* **INSTRUCTIONS FOR THE TASK**: Copy out all lines in the data below containing the string "Building".
* * *
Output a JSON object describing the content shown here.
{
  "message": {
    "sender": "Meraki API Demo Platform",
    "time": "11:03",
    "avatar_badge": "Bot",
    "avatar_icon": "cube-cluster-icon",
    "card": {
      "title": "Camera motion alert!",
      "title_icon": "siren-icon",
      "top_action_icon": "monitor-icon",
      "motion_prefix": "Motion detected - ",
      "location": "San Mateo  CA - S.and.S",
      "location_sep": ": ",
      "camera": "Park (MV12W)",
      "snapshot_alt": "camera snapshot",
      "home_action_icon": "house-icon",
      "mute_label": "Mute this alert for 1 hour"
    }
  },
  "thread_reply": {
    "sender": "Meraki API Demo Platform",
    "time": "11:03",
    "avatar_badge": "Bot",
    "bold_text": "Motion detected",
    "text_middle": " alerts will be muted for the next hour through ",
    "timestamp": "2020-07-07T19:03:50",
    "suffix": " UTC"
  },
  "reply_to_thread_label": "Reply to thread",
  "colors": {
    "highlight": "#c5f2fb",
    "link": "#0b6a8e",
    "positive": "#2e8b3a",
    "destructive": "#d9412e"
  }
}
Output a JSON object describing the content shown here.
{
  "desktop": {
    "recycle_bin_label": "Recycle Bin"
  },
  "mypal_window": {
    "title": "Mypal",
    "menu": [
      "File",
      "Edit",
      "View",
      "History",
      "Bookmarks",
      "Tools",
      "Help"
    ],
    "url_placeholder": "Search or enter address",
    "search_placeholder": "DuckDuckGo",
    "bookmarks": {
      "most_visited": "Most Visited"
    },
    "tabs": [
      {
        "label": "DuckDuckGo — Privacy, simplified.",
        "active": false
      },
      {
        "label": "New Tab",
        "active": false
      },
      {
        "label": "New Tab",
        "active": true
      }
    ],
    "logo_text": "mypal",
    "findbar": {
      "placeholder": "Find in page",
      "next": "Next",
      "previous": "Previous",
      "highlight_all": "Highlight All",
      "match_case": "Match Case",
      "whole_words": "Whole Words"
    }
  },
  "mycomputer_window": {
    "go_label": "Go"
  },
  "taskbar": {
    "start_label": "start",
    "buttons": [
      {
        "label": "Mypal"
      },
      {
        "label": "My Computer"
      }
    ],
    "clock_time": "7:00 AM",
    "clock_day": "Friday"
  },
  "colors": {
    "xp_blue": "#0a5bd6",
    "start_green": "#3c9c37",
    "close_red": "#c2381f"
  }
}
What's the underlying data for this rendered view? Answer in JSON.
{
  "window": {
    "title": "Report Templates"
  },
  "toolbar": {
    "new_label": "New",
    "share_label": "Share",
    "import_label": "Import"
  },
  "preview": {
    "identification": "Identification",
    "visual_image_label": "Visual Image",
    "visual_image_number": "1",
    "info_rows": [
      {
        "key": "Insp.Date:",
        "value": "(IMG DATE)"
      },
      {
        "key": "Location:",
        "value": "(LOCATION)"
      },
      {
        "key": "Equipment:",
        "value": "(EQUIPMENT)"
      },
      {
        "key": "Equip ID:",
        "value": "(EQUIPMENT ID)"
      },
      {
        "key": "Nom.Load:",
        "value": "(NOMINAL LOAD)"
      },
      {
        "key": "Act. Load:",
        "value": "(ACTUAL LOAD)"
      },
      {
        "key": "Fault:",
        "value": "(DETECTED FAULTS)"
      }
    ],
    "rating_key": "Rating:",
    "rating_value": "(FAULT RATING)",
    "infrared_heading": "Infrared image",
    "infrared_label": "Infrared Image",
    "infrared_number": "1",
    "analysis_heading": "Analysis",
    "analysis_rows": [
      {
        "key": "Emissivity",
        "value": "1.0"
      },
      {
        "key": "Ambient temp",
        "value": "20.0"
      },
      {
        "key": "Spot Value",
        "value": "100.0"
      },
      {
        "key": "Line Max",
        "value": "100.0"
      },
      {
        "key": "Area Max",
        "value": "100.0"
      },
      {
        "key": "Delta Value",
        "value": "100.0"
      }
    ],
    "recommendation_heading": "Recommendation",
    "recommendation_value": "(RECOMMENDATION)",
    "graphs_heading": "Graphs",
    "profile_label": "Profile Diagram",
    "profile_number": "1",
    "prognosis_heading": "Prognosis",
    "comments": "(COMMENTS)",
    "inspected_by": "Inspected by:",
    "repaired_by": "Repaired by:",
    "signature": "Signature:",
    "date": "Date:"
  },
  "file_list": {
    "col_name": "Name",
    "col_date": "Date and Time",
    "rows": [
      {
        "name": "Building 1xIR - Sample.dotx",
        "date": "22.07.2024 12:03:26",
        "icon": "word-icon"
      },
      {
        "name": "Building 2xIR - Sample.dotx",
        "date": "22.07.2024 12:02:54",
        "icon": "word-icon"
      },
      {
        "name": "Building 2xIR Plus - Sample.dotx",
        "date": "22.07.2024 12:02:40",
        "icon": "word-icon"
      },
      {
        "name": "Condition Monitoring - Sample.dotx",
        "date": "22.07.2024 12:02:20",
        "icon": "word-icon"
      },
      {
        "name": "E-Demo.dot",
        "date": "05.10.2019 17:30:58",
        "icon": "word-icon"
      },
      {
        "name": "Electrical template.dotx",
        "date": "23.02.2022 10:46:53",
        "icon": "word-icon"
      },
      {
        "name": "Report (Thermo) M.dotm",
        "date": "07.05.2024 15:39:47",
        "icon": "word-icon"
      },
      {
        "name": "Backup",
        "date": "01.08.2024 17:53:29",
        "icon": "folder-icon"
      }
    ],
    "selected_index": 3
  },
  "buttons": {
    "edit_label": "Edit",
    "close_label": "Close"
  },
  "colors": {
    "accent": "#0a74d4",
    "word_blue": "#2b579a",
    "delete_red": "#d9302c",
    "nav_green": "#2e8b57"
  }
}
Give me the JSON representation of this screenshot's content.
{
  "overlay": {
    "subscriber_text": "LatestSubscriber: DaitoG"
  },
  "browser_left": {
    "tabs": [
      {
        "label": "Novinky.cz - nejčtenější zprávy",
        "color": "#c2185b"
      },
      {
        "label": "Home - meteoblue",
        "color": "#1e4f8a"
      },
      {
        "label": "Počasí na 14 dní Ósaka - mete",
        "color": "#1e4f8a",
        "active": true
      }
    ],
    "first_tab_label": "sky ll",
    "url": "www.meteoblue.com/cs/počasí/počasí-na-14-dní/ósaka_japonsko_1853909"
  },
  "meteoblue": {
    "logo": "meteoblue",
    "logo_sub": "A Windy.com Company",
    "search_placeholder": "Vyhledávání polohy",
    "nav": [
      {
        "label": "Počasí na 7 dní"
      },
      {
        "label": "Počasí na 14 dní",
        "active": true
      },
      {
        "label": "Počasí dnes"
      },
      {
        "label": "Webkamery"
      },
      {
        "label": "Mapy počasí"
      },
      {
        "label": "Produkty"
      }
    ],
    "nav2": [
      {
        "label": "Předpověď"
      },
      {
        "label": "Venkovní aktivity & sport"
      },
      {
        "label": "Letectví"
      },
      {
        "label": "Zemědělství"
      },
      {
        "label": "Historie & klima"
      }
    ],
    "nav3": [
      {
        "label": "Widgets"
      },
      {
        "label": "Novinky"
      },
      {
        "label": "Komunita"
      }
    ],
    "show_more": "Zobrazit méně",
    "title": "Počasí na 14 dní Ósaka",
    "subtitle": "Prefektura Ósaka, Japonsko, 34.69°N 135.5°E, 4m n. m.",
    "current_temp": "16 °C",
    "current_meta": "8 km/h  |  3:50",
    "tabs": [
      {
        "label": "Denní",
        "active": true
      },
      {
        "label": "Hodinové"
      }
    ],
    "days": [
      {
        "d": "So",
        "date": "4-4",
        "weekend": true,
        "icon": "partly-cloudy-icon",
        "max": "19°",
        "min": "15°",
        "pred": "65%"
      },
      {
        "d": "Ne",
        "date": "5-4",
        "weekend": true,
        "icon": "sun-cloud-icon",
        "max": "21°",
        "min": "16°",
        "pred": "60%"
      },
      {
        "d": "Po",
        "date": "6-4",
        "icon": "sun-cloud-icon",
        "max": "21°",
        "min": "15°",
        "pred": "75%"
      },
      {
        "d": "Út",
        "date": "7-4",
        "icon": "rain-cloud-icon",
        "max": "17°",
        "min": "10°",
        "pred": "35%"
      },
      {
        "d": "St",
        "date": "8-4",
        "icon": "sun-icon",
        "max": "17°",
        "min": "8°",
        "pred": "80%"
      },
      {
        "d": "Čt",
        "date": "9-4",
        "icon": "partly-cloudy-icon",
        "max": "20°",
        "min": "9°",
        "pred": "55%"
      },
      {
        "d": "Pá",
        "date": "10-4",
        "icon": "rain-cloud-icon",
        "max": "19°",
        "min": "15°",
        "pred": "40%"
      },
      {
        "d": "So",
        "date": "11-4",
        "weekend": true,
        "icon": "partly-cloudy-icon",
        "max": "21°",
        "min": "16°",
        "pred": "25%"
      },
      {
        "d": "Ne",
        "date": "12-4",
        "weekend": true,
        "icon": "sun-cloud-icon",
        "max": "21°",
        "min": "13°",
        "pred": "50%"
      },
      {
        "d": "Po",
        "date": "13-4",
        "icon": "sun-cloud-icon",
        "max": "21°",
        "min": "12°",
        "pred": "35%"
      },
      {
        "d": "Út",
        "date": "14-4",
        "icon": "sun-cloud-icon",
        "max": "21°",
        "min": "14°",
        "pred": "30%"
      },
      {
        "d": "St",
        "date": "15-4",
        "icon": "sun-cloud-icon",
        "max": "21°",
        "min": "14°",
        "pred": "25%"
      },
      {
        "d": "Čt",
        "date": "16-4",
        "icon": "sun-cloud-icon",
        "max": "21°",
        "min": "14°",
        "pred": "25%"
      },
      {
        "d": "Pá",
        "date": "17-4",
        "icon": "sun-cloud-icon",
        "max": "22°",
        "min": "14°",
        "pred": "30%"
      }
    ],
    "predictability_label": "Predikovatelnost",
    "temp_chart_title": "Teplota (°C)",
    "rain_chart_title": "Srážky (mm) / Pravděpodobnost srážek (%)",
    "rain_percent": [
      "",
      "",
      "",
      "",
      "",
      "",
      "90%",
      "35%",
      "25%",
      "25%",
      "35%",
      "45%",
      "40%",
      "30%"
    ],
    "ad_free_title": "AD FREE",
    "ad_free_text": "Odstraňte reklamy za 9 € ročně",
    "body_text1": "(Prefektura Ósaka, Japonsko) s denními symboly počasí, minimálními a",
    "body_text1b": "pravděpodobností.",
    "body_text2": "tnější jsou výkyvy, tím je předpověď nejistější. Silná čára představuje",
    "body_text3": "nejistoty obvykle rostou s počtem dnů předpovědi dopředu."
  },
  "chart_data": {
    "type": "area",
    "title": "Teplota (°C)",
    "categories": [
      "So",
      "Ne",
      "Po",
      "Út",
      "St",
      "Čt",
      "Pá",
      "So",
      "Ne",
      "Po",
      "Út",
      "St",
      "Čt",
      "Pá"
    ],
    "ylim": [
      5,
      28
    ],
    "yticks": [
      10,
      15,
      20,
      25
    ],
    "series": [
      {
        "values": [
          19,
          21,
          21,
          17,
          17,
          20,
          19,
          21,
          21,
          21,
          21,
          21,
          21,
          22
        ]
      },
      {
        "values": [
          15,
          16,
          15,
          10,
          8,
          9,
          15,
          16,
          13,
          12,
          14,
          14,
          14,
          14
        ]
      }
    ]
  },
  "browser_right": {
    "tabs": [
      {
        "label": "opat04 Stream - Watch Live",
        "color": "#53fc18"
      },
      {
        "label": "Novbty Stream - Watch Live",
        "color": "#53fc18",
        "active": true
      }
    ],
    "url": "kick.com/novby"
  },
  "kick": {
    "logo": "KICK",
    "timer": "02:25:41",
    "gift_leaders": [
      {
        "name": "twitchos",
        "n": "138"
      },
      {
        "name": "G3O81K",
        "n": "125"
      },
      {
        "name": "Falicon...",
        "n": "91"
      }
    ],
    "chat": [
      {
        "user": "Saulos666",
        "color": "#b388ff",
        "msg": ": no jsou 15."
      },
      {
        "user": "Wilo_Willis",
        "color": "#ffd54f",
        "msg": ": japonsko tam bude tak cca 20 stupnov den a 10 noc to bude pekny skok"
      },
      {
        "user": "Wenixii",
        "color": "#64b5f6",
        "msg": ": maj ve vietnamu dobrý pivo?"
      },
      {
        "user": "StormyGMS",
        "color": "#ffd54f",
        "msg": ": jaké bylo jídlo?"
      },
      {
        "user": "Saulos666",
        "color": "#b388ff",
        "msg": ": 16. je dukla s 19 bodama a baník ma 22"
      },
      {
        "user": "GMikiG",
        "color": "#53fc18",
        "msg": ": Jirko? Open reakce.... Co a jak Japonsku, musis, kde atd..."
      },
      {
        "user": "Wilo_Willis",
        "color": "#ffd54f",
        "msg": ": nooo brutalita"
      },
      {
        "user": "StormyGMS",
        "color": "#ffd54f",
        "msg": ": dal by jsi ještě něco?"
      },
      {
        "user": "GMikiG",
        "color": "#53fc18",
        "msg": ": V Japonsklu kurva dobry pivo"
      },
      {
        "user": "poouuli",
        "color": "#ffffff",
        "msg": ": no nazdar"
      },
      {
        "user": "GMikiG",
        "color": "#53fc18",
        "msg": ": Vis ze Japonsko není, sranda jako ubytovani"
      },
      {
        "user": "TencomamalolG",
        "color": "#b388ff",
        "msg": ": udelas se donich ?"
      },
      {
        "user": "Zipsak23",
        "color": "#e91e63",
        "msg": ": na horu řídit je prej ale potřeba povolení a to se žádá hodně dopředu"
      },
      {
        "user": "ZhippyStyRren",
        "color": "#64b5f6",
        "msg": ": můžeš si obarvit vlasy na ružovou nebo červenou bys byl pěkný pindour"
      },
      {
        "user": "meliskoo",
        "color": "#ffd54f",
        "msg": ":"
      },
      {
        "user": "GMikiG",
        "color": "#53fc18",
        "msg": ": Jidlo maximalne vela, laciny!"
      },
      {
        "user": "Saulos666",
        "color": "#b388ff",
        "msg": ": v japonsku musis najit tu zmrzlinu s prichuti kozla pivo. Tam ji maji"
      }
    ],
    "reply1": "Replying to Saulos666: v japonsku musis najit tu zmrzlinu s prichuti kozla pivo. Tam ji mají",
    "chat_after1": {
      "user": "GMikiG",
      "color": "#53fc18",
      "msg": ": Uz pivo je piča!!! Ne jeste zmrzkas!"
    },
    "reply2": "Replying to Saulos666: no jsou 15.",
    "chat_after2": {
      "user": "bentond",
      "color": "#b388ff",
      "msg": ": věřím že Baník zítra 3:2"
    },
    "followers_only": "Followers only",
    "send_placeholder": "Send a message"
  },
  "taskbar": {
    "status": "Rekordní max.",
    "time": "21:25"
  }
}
* * *
* **EXPECTED ANSWER**:
        "name": "Building 1xIR - Sample.dotx",
        "name": "Building 2xIR - Sample.dotx",
        "name": "Building 2xIR Plus - Sample.dotx",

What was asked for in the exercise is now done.